Written exercise: Set down exactly, and only, the lines from the one with "Extract all readable text from this page." to the final line of the entries, both included.

·····

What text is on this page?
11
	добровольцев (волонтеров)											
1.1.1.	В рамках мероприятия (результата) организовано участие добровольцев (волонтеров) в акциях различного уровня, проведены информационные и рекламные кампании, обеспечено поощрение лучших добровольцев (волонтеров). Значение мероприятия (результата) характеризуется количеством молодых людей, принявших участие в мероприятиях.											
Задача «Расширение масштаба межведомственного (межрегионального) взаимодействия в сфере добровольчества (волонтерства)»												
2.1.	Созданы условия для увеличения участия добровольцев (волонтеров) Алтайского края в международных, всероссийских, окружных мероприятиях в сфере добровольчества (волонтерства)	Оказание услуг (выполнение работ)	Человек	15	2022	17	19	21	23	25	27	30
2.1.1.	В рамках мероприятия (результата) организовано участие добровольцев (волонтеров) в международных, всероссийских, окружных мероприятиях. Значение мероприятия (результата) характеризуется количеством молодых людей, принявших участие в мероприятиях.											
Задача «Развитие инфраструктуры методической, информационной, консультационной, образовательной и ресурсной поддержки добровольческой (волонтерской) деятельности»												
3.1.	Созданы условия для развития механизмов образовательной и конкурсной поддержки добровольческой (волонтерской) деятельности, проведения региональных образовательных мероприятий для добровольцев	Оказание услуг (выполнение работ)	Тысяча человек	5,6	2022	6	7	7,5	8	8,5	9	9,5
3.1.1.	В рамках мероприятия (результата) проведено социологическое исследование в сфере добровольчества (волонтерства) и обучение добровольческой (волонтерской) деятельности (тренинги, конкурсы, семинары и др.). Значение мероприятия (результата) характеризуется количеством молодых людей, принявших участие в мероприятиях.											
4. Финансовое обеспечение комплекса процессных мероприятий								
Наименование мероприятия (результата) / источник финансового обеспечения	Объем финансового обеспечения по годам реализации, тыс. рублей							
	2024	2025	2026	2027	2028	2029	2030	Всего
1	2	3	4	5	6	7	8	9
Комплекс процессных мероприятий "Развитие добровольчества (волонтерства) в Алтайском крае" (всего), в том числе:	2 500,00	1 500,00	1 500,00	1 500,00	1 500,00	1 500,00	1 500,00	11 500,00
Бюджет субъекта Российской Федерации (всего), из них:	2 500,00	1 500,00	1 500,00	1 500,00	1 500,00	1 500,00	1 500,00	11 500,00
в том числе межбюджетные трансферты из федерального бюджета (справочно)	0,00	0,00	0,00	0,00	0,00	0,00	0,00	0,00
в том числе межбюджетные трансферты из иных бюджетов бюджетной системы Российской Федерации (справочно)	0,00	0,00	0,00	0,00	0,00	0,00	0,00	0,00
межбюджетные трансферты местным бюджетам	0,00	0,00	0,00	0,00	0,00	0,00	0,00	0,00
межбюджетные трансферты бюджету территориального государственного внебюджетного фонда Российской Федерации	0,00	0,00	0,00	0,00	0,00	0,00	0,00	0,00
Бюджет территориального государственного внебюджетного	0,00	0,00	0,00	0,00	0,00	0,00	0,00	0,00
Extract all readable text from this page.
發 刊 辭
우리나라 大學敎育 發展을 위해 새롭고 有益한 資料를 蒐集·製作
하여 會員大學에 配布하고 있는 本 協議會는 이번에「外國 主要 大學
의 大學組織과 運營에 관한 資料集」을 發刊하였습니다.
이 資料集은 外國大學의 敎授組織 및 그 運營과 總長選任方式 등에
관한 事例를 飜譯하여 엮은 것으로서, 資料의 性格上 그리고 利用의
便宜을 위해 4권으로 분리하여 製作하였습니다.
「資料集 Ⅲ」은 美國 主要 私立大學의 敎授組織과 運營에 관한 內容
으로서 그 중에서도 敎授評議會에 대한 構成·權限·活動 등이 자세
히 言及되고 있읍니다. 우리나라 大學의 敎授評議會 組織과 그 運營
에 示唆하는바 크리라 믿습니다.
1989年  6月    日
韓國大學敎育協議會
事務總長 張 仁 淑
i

·····

Output:
Extract all readable text from this page.
發 刊 辭
우리나라 大學敎育 發展을 위해 새롭고 有益한 資料를 蒐集·製作
하여 會員大學에 配布하고 있는 本 協議會는 이번에「外國 主要 大學
의 大學組織과 運營에 관한 資料集」을 發刊하였습니다.
이 資料集은 外國大學의 敎授組織 및 그 運營과 總長選任方式 등에
관한 事例를 飜譯하여 엮은 것으로서, 資料의 性格上 그리고 利用의
便宜을 위해 4권으로 분리하여 製作하였습니다.
「資料集 Ⅲ」은 美國 主要 私立大學의 敎授組織과 運營에 관한 內容
으로서 그 중에서도 敎授評議會에 대한 構成·權限·活動 등이 자세
히 言及되고 있읍니다. 우리나라 大學의 敎授評議會 組織과 그 運營
에 示唆하는바 크리라 믿습니다.
1989年  6月    日
韓國大學敎育協議會
事務總長 張 仁 淑
i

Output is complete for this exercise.